**TASK:** All of the lines below are to be transcribed faithfully, with pictures excluded from the copy.

Stored data entries
########
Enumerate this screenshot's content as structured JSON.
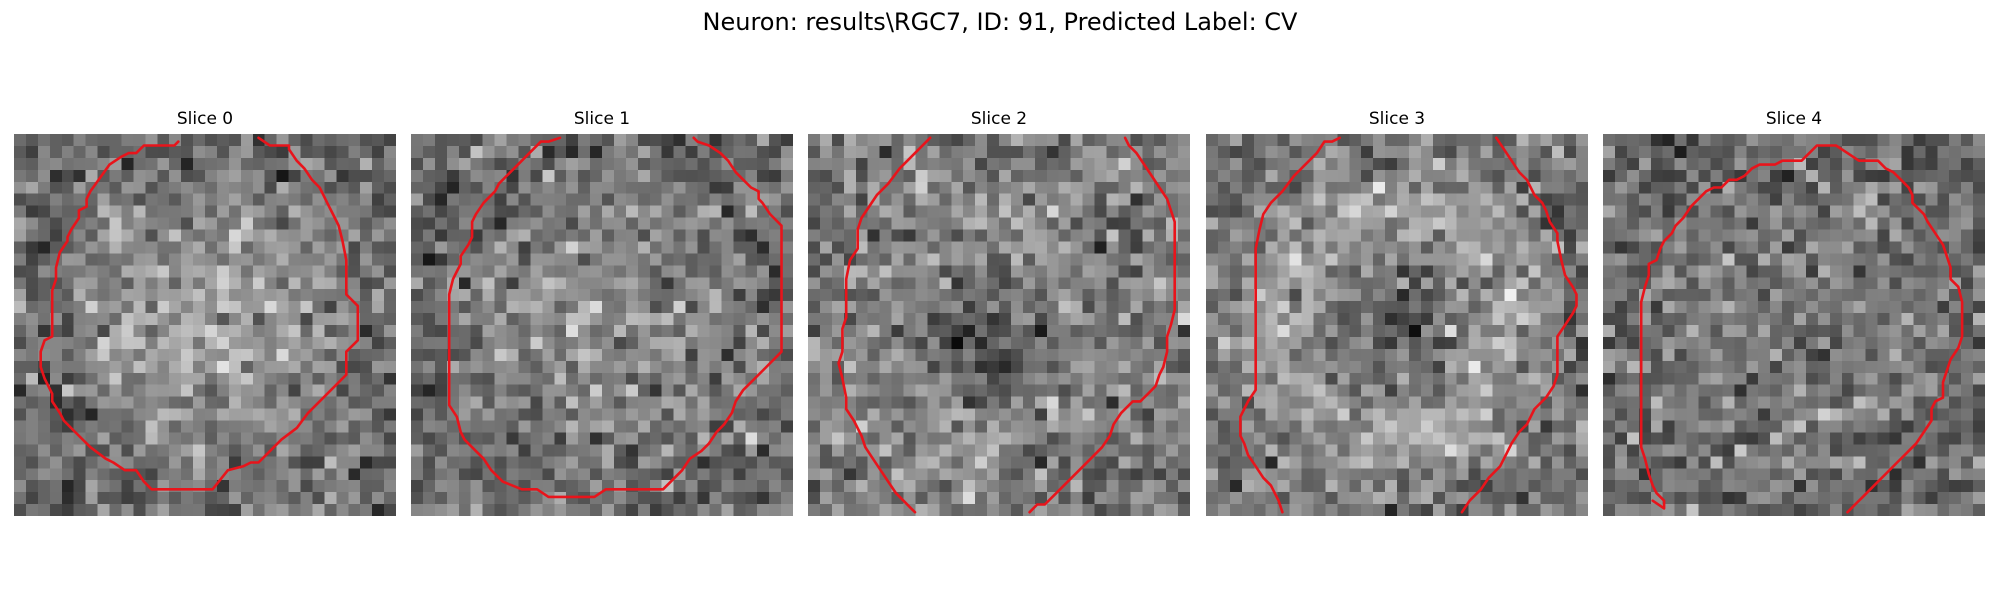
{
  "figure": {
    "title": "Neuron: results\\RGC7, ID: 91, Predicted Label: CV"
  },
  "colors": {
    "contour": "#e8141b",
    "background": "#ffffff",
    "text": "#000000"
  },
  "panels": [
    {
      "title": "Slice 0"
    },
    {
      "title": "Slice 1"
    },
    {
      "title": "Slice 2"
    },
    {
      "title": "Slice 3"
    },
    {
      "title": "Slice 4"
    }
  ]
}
########
**RESPONSE TO THE TASK:**
Enumerate this screenshot's content as structured JSON.
{
  "figure": {
    "title": "Neuron: results\\RGC7, ID: 91, Predicted Label: CV"
  },
  "colors": {
    "contour": "#e8141b",
    "background": "#ffffff",
    "text": "#000000"
  },
  "panels": [
    {
      "title": "Slice 0"
    },
    {
      "title": "Slice 1"
    },
    {
      "title": "Slice 2"
    },
    {
      "title": "Slice 3"
    },
    {
      "title": "Slice 4"
    }
  ]
}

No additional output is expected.